───── Record excerpts
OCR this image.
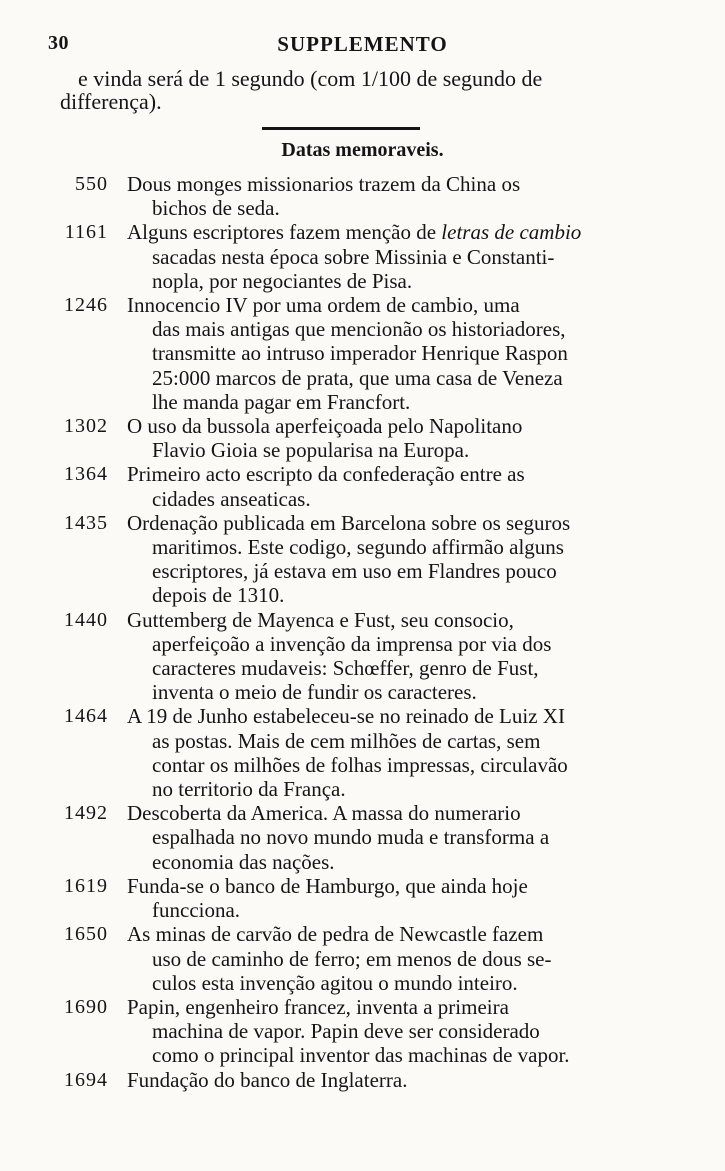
30	SUPPLEMENTO
e vinda será de 1 segundo (com 1/100 de segundo de
differença).
Datas memoraveis.
550 Dous monges missionarios trazem da China os
bichos de seda.
1161 Alguns escriptores fazem menção de letras de cambio
sacadas nesta época sobre Missinia e Constanti-
nopla, por negociantes de Pisa.
1246 Innocencio IV por uma ordem de cambio, uma
das mais antigas que mencionão os historiadores,
transmitte ao intruso imperador Henrique Raspon
25:000 marcos de prata, que uma casa de Veneza
lhe manda pagar em Francfort.
1302 O uso da bussola aperfeiçoada pelo Napolitano
Flavio Gioia se popularisa na Europa.
1364 Primeiro acto escripto da confederação entre as
cidades anseaticas.
1435 Ordenação publicada em Barcelona sobre os seguros
maritimos. Este codigo, segundo affirmão alguns
escriptores, já estava em uso em Flandres pouco
depois de 1310.
1440 Guttemberg de Mayenca e Fust, seu consocio,
aperfeiçoão a invenção da imprensa por via dos
caracteres mudaveis: Schœffer, genro de Fust,
inventa o meio de fundir os caracteres.
1464 A 19 de Junho estabeleceu-se no reinado de Luiz XI
as postas. Mais de cem milhões de cartas, sem
contar os milhões de folhas impressas, circulavão
no territorio da França.
1492 Descoberta da America. A massa do numerario
espalhada no novo mundo muda e transforma a
economia das nações.
1619 Funda-se o banco de Hamburgo, que ainda hoje
funcciona.
1650 As minas de carvão de pedra de Newcastle fazem
uso de caminho de ferro; em menos de dous se-
culos esta invenção agitou o mundo inteiro.
1690 Papin, engenheiro francez, inventa a primeira
machina de vapor. Papin deve ser considerado
como o principal inventor das machinas de vapor.
1694 Fundação do banco de Inglaterra.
──────────
Restate the data above word for word. Do not include the images.

OCR this image.
30	SUPPLEMENTO
e vinda será de 1 segundo (com 1/100 de segundo de
differença).
Datas memoraveis.
550 Dous monges missionarios trazem da China os
bichos de seda.
1161 Alguns escriptores fazem menção de letras de cambio
sacadas nesta época sobre Missinia e Constanti-
nopla, por negociantes de Pisa.
1246 Innocencio IV por uma ordem de cambio, uma
das mais antigas que mencionão os historiadores,
transmitte ao intruso imperador Henrique Raspon
25:000 marcos de prata, que uma casa de Veneza
lhe manda pagar em Francfort.
1302 O uso da bussola aperfeiçoada pelo Napolitano
Flavio Gioia se popularisa na Europa.
1364 Primeiro acto escripto da confederação entre as
cidades anseaticas.
1435 Ordenação publicada em Barcelona sobre os seguros
maritimos. Este codigo, segundo affirmão alguns
escriptores, já estava em uso em Flandres pouco
depois de 1310.
1440 Guttemberg de Mayenca e Fust, seu consocio,
aperfeiçoão a invenção da imprensa por via dos
caracteres mudaveis: Schœffer, genro de Fust,
inventa o meio de fundir os caracteres.
1464 A 19 de Junho estabeleceu-se no reinado de Luiz XI
as postas. Mais de cem milhões de cartas, sem
contar os milhões de folhas impressas, circulavão
no territorio da França.
1492 Descoberta da America. A massa do numerario
espalhada no novo mundo muda e transforma a
economia das nações.
1619 Funda-se o banco de Hamburgo, que ainda hoje
funcciona.
1650 As minas de carvão de pedra de Newcastle fazem
uso de caminho de ferro; em menos de dous se-
culos esta invenção agitou o mundo inteiro.
1690 Papin, engenheiro francez, inventa a primeira
machina de vapor. Papin deve ser considerado
como o principal inventor das machinas de vapor.
1694 Fundação do banco de Inglaterra.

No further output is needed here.